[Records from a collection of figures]
● ● ● ●
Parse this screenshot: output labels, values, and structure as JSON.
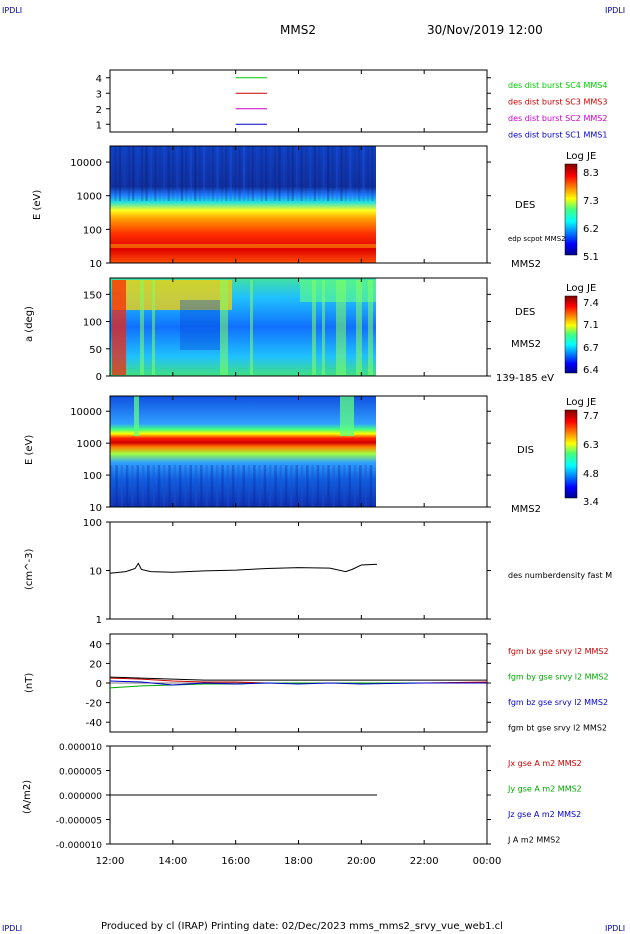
{
  "header": {
    "corner_tl": "IPDLI",
    "corner_tr": "IPDLI",
    "corner_bl": "IPDLI",
    "corner_br": "IPDLI",
    "title": "MMS2",
    "datetime": "30/Nov/2019 12:00",
    "footer": "Produced by cl (IRAP)   Printing date: 02/Dec/2023   mms_mms2_srvy_vue_web1.cl"
  },
  "time_axis": {
    "ticks": [
      "12:00",
      "14:00",
      "16:00",
      "18:00",
      "20:00",
      "22:00",
      "00:00"
    ]
  },
  "chart_data": [
    {
      "type": "line",
      "panel": "spacecraft-availability",
      "yticks": [
        "1",
        "2",
        "3",
        "4"
      ],
      "ylim": [
        0.5,
        4.5
      ],
      "legend": [
        {
          "label": "des dist burst SC1 MMS1",
          "color": "#0000cc",
          "level": 1
        },
        {
          "label": "des dist burst SC2 MMS2",
          "color": "#cc00cc",
          "level": 2
        },
        {
          "label": "des dist burst SC3 MMS3",
          "color": "#cc0000",
          "level": 3
        },
        {
          "label": "des dist burst SC4 MMS4",
          "color": "#00cc00",
          "level": 4
        }
      ],
      "segment_hours": [
        16.0,
        17.0
      ]
    },
    {
      "type": "heatmap",
      "panel": "des-energy-spectrogram",
      "ylabel": "E (eV)",
      "yscale": "log",
      "ylim": [
        10,
        30000
      ],
      "yticks": [
        "10",
        "100",
        "1000",
        "10000"
      ],
      "data_end_hour": 20.5,
      "right_labels": [
        "DES",
        "edp scpot MMS2",
        "MMS2"
      ],
      "colorbar": {
        "title": "Log JE",
        "ticks": [
          "8.3",
          "7.3",
          "6.2",
          "5.1"
        ],
        "range": [
          5.1,
          8.3
        ]
      }
    },
    {
      "type": "heatmap",
      "panel": "des-pitch-angle",
      "ylabel": "a (deg)",
      "ylim": [
        0,
        180
      ],
      "yticks": [
        "0",
        "50",
        "100",
        "150"
      ],
      "data_end_hour": 20.5,
      "right_labels": [
        "DES",
        "MMS2",
        "139-185 eV"
      ],
      "colorbar": {
        "title": "Log JE",
        "ticks": [
          "7.4",
          "7.1",
          "6.7",
          "6.4"
        ],
        "range": [
          6.4,
          7.4
        ]
      }
    },
    {
      "type": "heatmap",
      "panel": "dis-energy-spectrogram",
      "ylabel": "E (eV)",
      "yscale": "log",
      "ylim": [
        10,
        30000
      ],
      "yticks": [
        "10",
        "100",
        "1000",
        "10000"
      ],
      "data_end_hour": 20.5,
      "right_labels": [
        "DIS",
        "MMS2"
      ],
      "colorbar": {
        "title": "Log JE",
        "ticks": [
          "7.7",
          "6.3",
          "4.8",
          "3.4"
        ],
        "range": [
          3.4,
          7.7
        ]
      }
    },
    {
      "type": "line",
      "panel": "number-density",
      "ylabel": "(cm^-3)",
      "yscale": "log",
      "ylim": [
        1,
        100
      ],
      "yticks": [
        "1",
        "10",
        "100"
      ],
      "legend": [
        {
          "label": "des numberdensity fast M",
          "color": "#000000"
        }
      ],
      "series": [
        {
          "name": "des numberdensity fast M",
          "x_hours": [
            12.0,
            12.5,
            12.8,
            12.9,
            13.0,
            13.3,
            14.0,
            15.0,
            16.0,
            17.0,
            18.0,
            19.0,
            19.5,
            19.7,
            20.0,
            20.5
          ],
          "values": [
            8.8,
            9.5,
            11,
            14,
            10.5,
            9.5,
            9.2,
            9.8,
            10.2,
            11.0,
            11.5,
            11.2,
            9.5,
            10.5,
            13,
            13.5
          ]
        }
      ]
    },
    {
      "type": "line",
      "panel": "magnetic-field",
      "ylabel": "(nT)",
      "ylim": [
        -50,
        50
      ],
      "yticks": [
        "-40",
        "-20",
        "0",
        "20",
        "40"
      ],
      "legend": [
        {
          "label": "fgm bx gse srvy l2 MMS2",
          "color": "#cc0000"
        },
        {
          "label": "fgm by gse srvy l2 MMS2",
          "color": "#00aa00"
        },
        {
          "label": "fgm bz gse srvy l2 MMS2",
          "color": "#0000cc"
        },
        {
          "label": "fgm bt gse srvy l2 MMS2",
          "color": "#000000"
        }
      ],
      "series": [
        {
          "name": "fgm bx gse srvy l2 MMS2",
          "x_hours": [
            12,
            13,
            14,
            15,
            16,
            17,
            18,
            19,
            20,
            22,
            24
          ],
          "values": [
            5,
            4,
            2,
            1,
            1,
            0,
            0,
            0,
            0,
            0,
            1
          ]
        },
        {
          "name": "fgm by gse srvy l2 MMS2",
          "x_hours": [
            12,
            13,
            14,
            15,
            16,
            17,
            18,
            19,
            20,
            22,
            24
          ],
          "values": [
            -5,
            -3,
            -2,
            -1,
            -1,
            0,
            0,
            0,
            0,
            0,
            0
          ]
        },
        {
          "name": "fgm bz gse srvy l2 MMS2",
          "x_hours": [
            12,
            13,
            14,
            15,
            16,
            17,
            18,
            19,
            20,
            22,
            24
          ],
          "values": [
            2,
            1,
            -2,
            0,
            -1,
            0,
            -1,
            0,
            -1,
            0,
            0
          ]
        },
        {
          "name": "fgm bt gse srvy l2 MMS2",
          "x_hours": [
            12,
            13,
            14,
            15,
            16,
            17,
            18,
            19,
            20,
            22,
            24
          ],
          "values": [
            6,
            5,
            4,
            3,
            3,
            3,
            3,
            3,
            3,
            3,
            3
          ]
        }
      ]
    },
    {
      "type": "line",
      "panel": "current-density",
      "ylabel": "(A/m2)",
      "ylim": [
        -1e-05,
        1e-05
      ],
      "yticks": [
        "-0.000010",
        "-0.000005",
        "0.000000",
        "0.000005",
        "0.000010"
      ],
      "legend": [
        {
          "label": "Jx gse A m2 MMS2",
          "color": "#cc0000"
        },
        {
          "label": "Jy gse A m2 MMS2",
          "color": "#00aa00"
        },
        {
          "label": "Jz gse A m2 MMS2",
          "color": "#0000cc"
        },
        {
          "label": "J A m2 MMS2",
          "color": "#000000"
        }
      ],
      "series": [
        {
          "name": "J A m2 MMS2",
          "x_hours": [
            12,
            20.5
          ],
          "values": [
            0,
            0
          ]
        }
      ]
    }
  ]
}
● ● ● ●
→ Task brief
Repeat the listing verbatim. Skip the pictures.

→ The result
Parse this screenshot: output labels, values, and structure as JSON.
{
  "header": {
    "corner_tl": "IPDLI",
    "corner_tr": "IPDLI",
    "corner_bl": "IPDLI",
    "corner_br": "IPDLI",
    "title": "MMS2",
    "datetime": "30/Nov/2019 12:00",
    "footer": "Produced by cl (IRAP)   Printing date: 02/Dec/2023   mms_mms2_srvy_vue_web1.cl"
  },
  "time_axis": {
    "ticks": [
      "12:00",
      "14:00",
      "16:00",
      "18:00",
      "20:00",
      "22:00",
      "00:00"
    ]
  },
  "chart_data": [
    {
      "type": "line",
      "panel": "spacecraft-availability",
      "yticks": [
        "1",
        "2",
        "3",
        "4"
      ],
      "ylim": [
        0.5,
        4.5
      ],
      "legend": [
        {
          "label": "des dist burst SC1 MMS1",
          "color": "#0000cc",
          "level": 1
        },
        {
          "label": "des dist burst SC2 MMS2",
          "color": "#cc00cc",
          "level": 2
        },
        {
          "label": "des dist burst SC3 MMS3",
          "color": "#cc0000",
          "level": 3
        },
        {
          "label": "des dist burst SC4 MMS4",
          "color": "#00cc00",
          "level": 4
        }
      ],
      "segment_hours": [
        16.0,
        17.0
      ]
    },
    {
      "type": "heatmap",
      "panel": "des-energy-spectrogram",
      "ylabel": "E (eV)",
      "yscale": "log",
      "ylim": [
        10,
        30000
      ],
      "yticks": [
        "10",
        "100",
        "1000",
        "10000"
      ],
      "data_end_hour": 20.5,
      "right_labels": [
        "DES",
        "edp scpot MMS2",
        "MMS2"
      ],
      "colorbar": {
        "title": "Log JE",
        "ticks": [
          "8.3",
          "7.3",
          "6.2",
          "5.1"
        ],
        "range": [
          5.1,
          8.3
        ]
      }
    },
    {
      "type": "heatmap",
      "panel": "des-pitch-angle",
      "ylabel": "a (deg)",
      "ylim": [
        0,
        180
      ],
      "yticks": [
        "0",
        "50",
        "100",
        "150"
      ],
      "data_end_hour": 20.5,
      "right_labels": [
        "DES",
        "MMS2",
        "139-185 eV"
      ],
      "colorbar": {
        "title": "Log JE",
        "ticks": [
          "7.4",
          "7.1",
          "6.7",
          "6.4"
        ],
        "range": [
          6.4,
          7.4
        ]
      }
    },
    {
      "type": "heatmap",
      "panel": "dis-energy-spectrogram",
      "ylabel": "E (eV)",
      "yscale": "log",
      "ylim": [
        10,
        30000
      ],
      "yticks": [
        "10",
        "100",
        "1000",
        "10000"
      ],
      "data_end_hour": 20.5,
      "right_labels": [
        "DIS",
        "MMS2"
      ],
      "colorbar": {
        "title": "Log JE",
        "ticks": [
          "7.7",
          "6.3",
          "4.8",
          "3.4"
        ],
        "range": [
          3.4,
          7.7
        ]
      }
    },
    {
      "type": "line",
      "panel": "number-density",
      "ylabel": "(cm^-3)",
      "yscale": "log",
      "ylim": [
        1,
        100
      ],
      "yticks": [
        "1",
        "10",
        "100"
      ],
      "legend": [
        {
          "label": "des numberdensity fast M",
          "color": "#000000"
        }
      ],
      "series": [
        {
          "name": "des numberdensity fast M",
          "x_hours": [
            12.0,
            12.5,
            12.8,
            12.9,
            13.0,
            13.3,
            14.0,
            15.0,
            16.0,
            17.0,
            18.0,
            19.0,
            19.5,
            19.7,
            20.0,
            20.5
          ],
          "values": [
            8.8,
            9.5,
            11,
            14,
            10.5,
            9.5,
            9.2,
            9.8,
            10.2,
            11.0,
            11.5,
            11.2,
            9.5,
            10.5,
            13,
            13.5
          ]
        }
      ]
    },
    {
      "type": "line",
      "panel": "magnetic-field",
      "ylabel": "(nT)",
      "ylim": [
        -50,
        50
      ],
      "yticks": [
        "-40",
        "-20",
        "0",
        "20",
        "40"
      ],
      "legend": [
        {
          "label": "fgm bx gse srvy l2 MMS2",
          "color": "#cc0000"
        },
        {
          "label": "fgm by gse srvy l2 MMS2",
          "color": "#00aa00"
        },
        {
          "label": "fgm bz gse srvy l2 MMS2",
          "color": "#0000cc"
        },
        {
          "label": "fgm bt gse srvy l2 MMS2",
          "color": "#000000"
        }
      ],
      "series": [
        {
          "name": "fgm bx gse srvy l2 MMS2",
          "x_hours": [
            12,
            13,
            14,
            15,
            16,
            17,
            18,
            19,
            20,
            22,
            24
          ],
          "values": [
            5,
            4,
            2,
            1,
            1,
            0,
            0,
            0,
            0,
            0,
            1
          ]
        },
        {
          "name": "fgm by gse srvy l2 MMS2",
          "x_hours": [
            12,
            13,
            14,
            15,
            16,
            17,
            18,
            19,
            20,
            22,
            24
          ],
          "values": [
            -5,
            -3,
            -2,
            -1,
            -1,
            0,
            0,
            0,
            0,
            0,
            0
          ]
        },
        {
          "name": "fgm bz gse srvy l2 MMS2",
          "x_hours": [
            12,
            13,
            14,
            15,
            16,
            17,
            18,
            19,
            20,
            22,
            24
          ],
          "values": [
            2,
            1,
            -2,
            0,
            -1,
            0,
            -1,
            0,
            -1,
            0,
            0
          ]
        },
        {
          "name": "fgm bt gse srvy l2 MMS2",
          "x_hours": [
            12,
            13,
            14,
            15,
            16,
            17,
            18,
            19,
            20,
            22,
            24
          ],
          "values": [
            6,
            5,
            4,
            3,
            3,
            3,
            3,
            3,
            3,
            3,
            3
          ]
        }
      ]
    },
    {
      "type": "line",
      "panel": "current-density",
      "ylabel": "(A/m2)",
      "ylim": [
        -1e-05,
        1e-05
      ],
      "yticks": [
        "-0.000010",
        "-0.000005",
        "0.000000",
        "0.000005",
        "0.000010"
      ],
      "legend": [
        {
          "label": "Jx gse A m2 MMS2",
          "color": "#cc0000"
        },
        {
          "label": "Jy gse A m2 MMS2",
          "color": "#00aa00"
        },
        {
          "label": "Jz gse A m2 MMS2",
          "color": "#0000cc"
        },
        {
          "label": "J A m2 MMS2",
          "color": "#000000"
        }
      ],
      "series": [
        {
          "name": "J A m2 MMS2",
          "x_hours": [
            12,
            20.5
          ],
          "values": [
            0,
            0
          ]
        }
      ]
    }
  ]
}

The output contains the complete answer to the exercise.